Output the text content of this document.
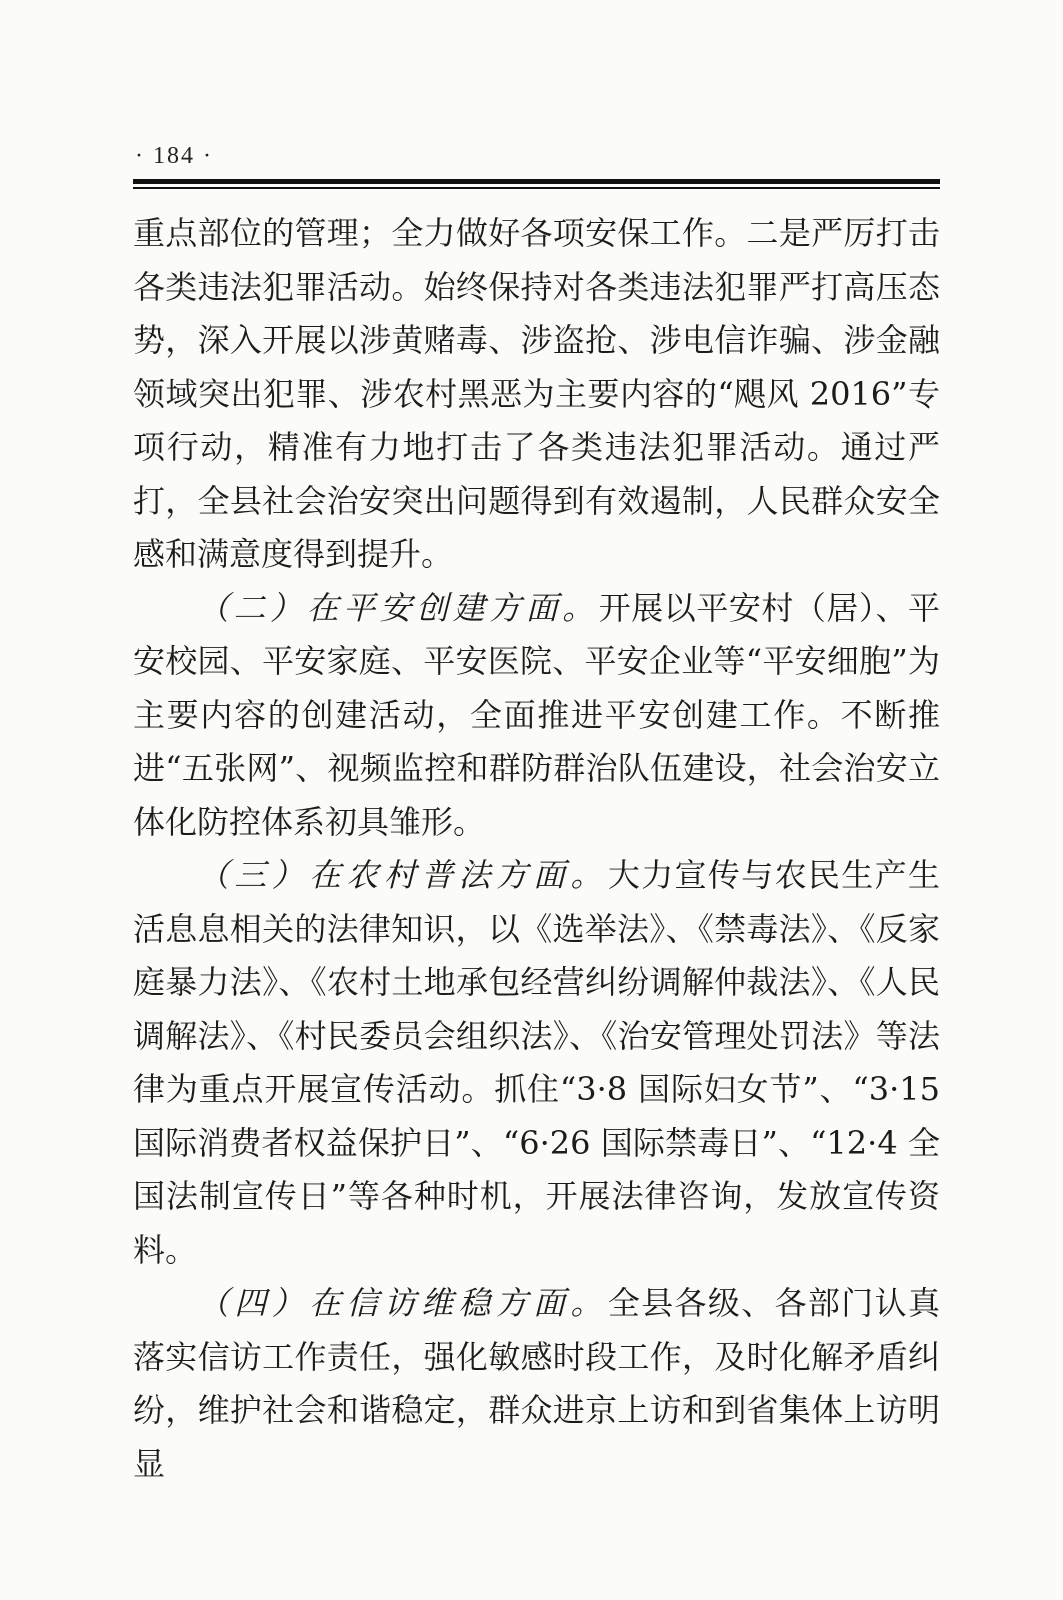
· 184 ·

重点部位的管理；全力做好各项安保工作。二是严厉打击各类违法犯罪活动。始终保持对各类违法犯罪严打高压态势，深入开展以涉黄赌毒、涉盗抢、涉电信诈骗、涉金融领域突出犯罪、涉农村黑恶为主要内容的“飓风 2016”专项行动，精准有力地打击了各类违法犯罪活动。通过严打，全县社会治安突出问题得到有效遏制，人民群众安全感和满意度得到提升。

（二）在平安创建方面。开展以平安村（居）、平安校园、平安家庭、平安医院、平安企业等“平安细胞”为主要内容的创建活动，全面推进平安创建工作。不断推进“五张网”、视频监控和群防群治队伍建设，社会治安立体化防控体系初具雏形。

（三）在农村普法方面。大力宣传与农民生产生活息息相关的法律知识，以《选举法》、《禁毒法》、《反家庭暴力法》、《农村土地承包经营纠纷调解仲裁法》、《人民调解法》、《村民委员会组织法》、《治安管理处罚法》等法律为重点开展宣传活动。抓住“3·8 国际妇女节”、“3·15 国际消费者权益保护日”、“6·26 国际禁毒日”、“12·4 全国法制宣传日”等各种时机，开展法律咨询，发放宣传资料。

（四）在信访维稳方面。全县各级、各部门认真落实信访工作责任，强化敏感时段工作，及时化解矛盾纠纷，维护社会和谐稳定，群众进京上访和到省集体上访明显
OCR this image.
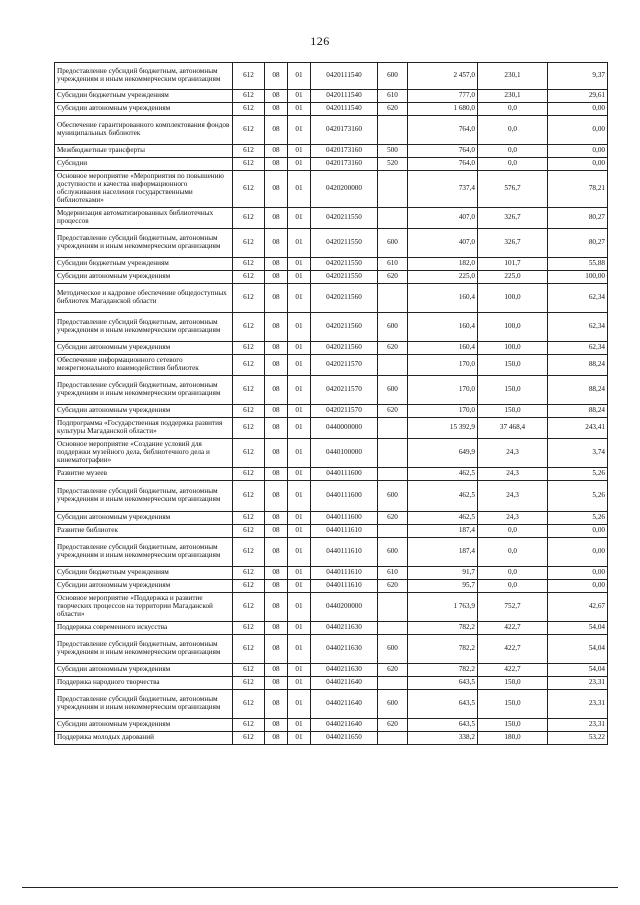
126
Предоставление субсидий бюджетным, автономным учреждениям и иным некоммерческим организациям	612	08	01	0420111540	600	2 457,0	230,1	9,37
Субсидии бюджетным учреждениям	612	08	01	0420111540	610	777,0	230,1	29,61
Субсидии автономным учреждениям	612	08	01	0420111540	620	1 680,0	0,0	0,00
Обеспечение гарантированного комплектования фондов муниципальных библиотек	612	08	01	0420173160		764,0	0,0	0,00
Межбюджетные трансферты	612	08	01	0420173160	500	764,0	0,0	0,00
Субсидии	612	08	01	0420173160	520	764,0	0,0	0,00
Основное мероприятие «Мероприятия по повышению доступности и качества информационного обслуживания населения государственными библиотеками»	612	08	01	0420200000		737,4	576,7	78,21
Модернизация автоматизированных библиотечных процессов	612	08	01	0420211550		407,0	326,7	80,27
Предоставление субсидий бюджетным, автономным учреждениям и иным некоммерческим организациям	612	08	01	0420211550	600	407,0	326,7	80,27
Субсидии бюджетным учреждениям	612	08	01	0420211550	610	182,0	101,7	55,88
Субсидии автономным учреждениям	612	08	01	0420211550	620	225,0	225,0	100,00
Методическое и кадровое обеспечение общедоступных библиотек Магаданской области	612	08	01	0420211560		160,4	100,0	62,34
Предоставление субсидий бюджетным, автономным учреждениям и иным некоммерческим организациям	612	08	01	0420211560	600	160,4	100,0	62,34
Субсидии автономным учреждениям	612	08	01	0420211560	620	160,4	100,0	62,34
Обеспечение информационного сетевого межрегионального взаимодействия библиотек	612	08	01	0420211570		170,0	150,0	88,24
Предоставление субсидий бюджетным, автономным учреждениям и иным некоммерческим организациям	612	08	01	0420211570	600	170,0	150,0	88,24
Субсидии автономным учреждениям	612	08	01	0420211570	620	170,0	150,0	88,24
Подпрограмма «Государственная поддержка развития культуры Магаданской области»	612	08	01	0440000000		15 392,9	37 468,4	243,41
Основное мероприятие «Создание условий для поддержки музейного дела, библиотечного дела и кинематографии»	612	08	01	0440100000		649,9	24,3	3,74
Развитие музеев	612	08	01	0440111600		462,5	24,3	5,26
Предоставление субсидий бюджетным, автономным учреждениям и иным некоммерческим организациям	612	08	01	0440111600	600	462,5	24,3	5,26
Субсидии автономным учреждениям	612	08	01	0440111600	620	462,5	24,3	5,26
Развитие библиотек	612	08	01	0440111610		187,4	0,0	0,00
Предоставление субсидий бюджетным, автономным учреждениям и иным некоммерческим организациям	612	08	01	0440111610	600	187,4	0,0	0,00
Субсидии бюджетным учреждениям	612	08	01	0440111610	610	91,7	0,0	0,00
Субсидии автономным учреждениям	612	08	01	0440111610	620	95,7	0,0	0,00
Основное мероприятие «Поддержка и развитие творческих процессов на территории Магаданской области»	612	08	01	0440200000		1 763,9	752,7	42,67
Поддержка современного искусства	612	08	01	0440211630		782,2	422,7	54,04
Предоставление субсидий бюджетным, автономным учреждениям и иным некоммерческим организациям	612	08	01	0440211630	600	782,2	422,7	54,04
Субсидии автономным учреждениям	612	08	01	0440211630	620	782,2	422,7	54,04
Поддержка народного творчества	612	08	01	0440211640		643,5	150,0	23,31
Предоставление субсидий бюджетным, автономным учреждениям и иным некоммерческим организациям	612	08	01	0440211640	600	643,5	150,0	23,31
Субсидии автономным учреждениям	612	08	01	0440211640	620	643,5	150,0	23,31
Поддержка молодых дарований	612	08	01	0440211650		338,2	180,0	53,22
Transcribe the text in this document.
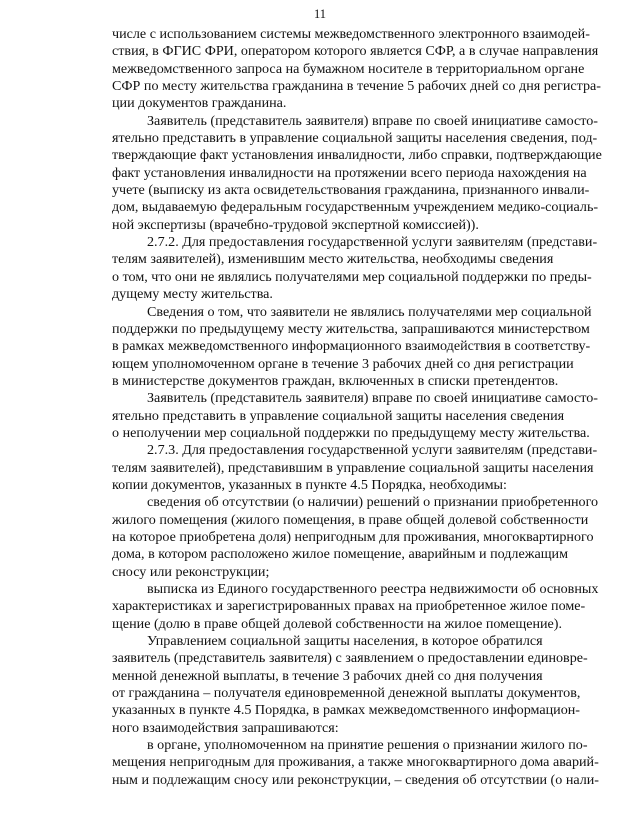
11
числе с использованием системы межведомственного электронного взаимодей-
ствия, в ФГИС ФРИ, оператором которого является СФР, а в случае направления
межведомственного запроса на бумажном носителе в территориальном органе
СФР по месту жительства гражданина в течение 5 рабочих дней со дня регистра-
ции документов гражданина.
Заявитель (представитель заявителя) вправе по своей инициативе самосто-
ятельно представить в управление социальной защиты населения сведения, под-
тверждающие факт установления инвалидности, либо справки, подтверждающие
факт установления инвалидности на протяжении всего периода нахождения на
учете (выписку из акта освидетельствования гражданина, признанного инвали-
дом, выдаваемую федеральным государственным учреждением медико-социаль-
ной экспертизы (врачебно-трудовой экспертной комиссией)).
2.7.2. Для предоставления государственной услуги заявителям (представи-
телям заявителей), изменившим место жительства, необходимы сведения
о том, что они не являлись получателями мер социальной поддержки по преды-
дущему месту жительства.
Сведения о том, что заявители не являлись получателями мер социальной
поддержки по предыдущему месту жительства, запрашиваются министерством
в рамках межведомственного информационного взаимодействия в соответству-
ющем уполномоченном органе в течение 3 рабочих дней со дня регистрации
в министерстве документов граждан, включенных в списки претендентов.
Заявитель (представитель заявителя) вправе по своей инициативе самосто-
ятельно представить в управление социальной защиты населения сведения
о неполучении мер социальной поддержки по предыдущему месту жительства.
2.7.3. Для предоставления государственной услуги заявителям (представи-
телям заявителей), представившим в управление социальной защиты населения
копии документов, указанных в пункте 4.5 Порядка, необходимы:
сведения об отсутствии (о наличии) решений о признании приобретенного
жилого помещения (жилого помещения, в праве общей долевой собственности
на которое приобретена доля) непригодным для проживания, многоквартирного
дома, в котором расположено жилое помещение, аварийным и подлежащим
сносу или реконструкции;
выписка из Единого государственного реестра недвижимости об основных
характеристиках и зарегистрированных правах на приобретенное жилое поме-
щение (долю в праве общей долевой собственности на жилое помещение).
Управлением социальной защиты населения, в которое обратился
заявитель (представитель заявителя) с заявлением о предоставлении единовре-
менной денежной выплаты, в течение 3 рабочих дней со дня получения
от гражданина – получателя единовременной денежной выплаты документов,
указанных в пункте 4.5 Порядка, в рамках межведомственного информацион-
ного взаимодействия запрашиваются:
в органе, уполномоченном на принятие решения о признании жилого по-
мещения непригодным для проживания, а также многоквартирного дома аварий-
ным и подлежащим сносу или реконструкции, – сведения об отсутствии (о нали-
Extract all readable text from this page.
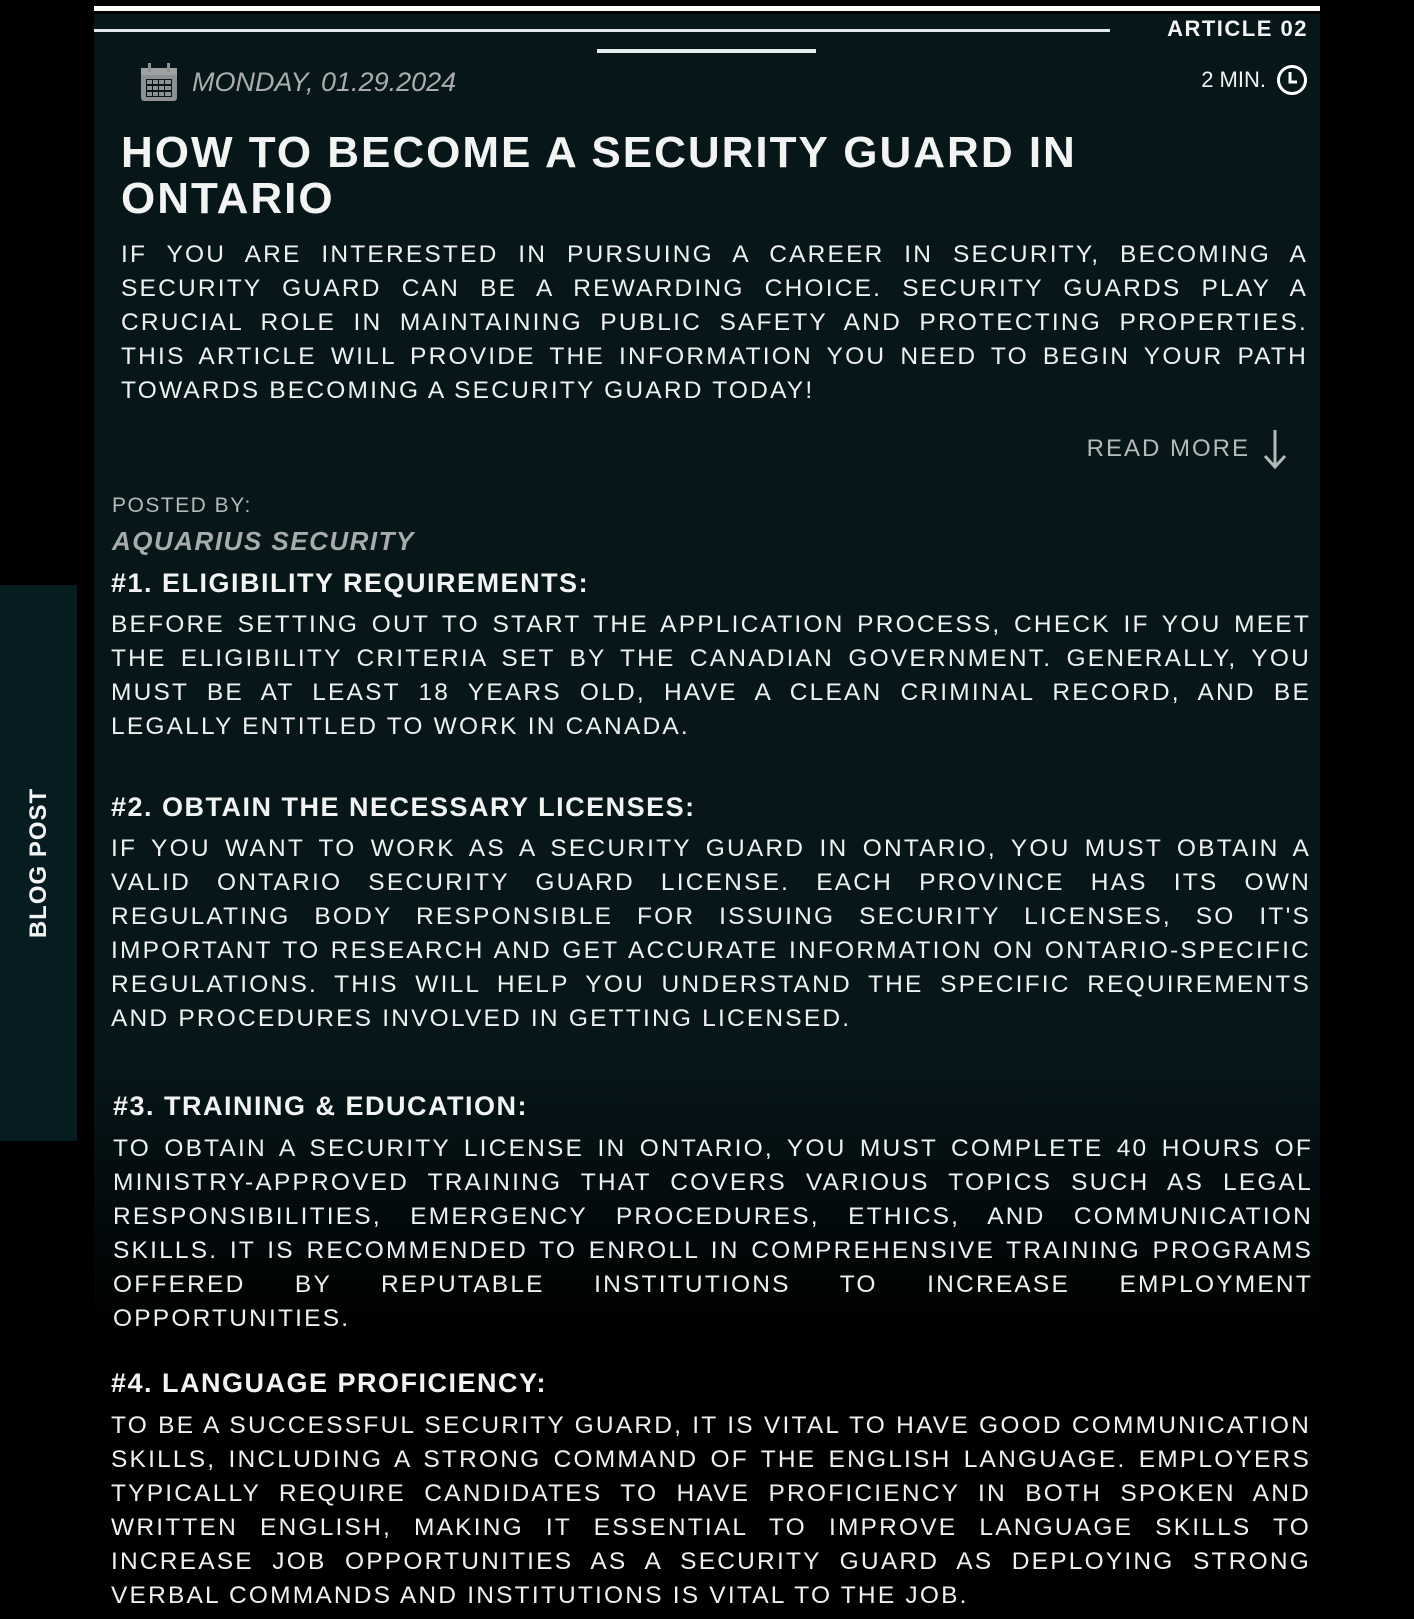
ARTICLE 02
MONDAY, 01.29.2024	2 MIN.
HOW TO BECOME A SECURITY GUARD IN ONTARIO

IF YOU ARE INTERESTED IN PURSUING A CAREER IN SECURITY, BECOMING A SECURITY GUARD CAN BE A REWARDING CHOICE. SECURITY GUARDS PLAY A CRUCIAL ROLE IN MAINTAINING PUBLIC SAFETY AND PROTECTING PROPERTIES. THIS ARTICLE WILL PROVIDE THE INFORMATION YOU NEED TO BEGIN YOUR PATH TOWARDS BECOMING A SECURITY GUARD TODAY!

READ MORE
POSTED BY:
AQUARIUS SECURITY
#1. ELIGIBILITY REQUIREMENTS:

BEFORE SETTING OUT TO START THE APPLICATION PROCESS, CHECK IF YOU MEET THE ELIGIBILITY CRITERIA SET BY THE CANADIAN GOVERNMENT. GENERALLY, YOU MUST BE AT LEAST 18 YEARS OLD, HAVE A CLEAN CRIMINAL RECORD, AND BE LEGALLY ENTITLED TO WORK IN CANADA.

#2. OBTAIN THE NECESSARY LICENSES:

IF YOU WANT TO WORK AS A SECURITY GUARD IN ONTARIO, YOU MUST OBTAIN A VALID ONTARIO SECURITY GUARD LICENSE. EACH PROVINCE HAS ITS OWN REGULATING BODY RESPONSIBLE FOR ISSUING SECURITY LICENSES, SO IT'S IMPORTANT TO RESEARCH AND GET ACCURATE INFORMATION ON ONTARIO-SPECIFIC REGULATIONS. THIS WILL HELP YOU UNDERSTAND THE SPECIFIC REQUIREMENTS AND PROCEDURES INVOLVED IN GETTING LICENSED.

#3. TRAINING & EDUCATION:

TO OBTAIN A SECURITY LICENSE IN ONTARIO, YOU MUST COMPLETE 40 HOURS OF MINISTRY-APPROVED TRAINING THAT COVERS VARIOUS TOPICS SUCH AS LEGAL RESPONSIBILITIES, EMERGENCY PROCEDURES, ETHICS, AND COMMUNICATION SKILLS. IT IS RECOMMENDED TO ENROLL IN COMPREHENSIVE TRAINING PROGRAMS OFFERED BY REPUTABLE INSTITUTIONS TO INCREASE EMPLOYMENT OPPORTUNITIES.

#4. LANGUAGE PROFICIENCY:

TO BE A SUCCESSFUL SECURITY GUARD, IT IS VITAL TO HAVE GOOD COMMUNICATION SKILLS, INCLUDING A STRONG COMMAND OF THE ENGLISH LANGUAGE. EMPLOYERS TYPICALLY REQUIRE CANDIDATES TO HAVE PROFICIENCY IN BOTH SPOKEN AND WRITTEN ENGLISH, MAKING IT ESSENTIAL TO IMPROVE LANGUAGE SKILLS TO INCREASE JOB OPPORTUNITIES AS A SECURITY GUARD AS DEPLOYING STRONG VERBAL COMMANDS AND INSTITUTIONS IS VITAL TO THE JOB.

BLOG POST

____________

_Stated problem_
Write out every line of the data that holds the word "являлись".

_Exercise result_
о том, что они не являлись получателями мер социальной поддержки по преды-
Сведения о том, что заявители не являлись получателями мер социальной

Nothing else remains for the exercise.